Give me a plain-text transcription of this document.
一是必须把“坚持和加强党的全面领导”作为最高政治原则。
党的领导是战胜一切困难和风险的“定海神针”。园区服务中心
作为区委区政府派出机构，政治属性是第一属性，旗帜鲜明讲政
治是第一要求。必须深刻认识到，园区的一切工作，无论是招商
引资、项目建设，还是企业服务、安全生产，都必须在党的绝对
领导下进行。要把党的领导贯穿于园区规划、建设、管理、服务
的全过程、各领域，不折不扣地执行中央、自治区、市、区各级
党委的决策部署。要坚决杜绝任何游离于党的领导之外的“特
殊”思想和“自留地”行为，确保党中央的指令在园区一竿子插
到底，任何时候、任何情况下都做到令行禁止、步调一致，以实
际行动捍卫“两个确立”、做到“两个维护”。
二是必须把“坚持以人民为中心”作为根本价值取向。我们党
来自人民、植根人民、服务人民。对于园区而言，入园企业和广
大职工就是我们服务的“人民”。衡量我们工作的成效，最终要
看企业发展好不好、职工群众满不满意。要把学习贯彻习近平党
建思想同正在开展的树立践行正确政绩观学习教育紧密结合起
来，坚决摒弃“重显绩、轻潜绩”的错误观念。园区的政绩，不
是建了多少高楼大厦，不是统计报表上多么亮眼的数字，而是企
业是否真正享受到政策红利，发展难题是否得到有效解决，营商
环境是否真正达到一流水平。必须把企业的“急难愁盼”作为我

+ + + + +

▸ WHAT YOU SHOULD DO: Word for word, restate all of the data shown above.

▸ OUTPUT OF THE TASK:
Give me a plain-text transcription of this document.
一是必须把“坚持和加强党的全面领导”作为最高政治原则。
党的领导是战胜一切困难和风险的“定海神针”。园区服务中心
作为区委区政府派出机构，政治属性是第一属性，旗帜鲜明讲政
治是第一要求。必须深刻认识到，园区的一切工作，无论是招商
引资、项目建设，还是企业服务、安全生产，都必须在党的绝对
领导下进行。要把党的领导贯穿于园区规划、建设、管理、服务
的全过程、各领域，不折不扣地执行中央、自治区、市、区各级
党委的决策部署。要坚决杜绝任何游离于党的领导之外的“特
殊”思想和“自留地”行为，确保党中央的指令在园区一竿子插
到底，任何时候、任何情况下都做到令行禁止、步调一致，以实
际行动捍卫“两个确立”、做到“两个维护”。
二是必须把“坚持以人民为中心”作为根本价值取向。我们党
来自人民、植根人民、服务人民。对于园区而言，入园企业和广
大职工就是我们服务的“人民”。衡量我们工作的成效，最终要
看企业发展好不好、职工群众满不满意。要把学习贯彻习近平党
建思想同正在开展的树立践行正确政绩观学习教育紧密结合起
来，坚决摒弃“重显绩、轻潜绩”的错误观念。园区的政绩，不
是建了多少高楼大厦，不是统计报表上多么亮眼的数字，而是企
业是否真正享受到政策红利，发展难题是否得到有效解决，营商
环境是否真正达到一流水平。必须把企业的“急难愁盼”作为我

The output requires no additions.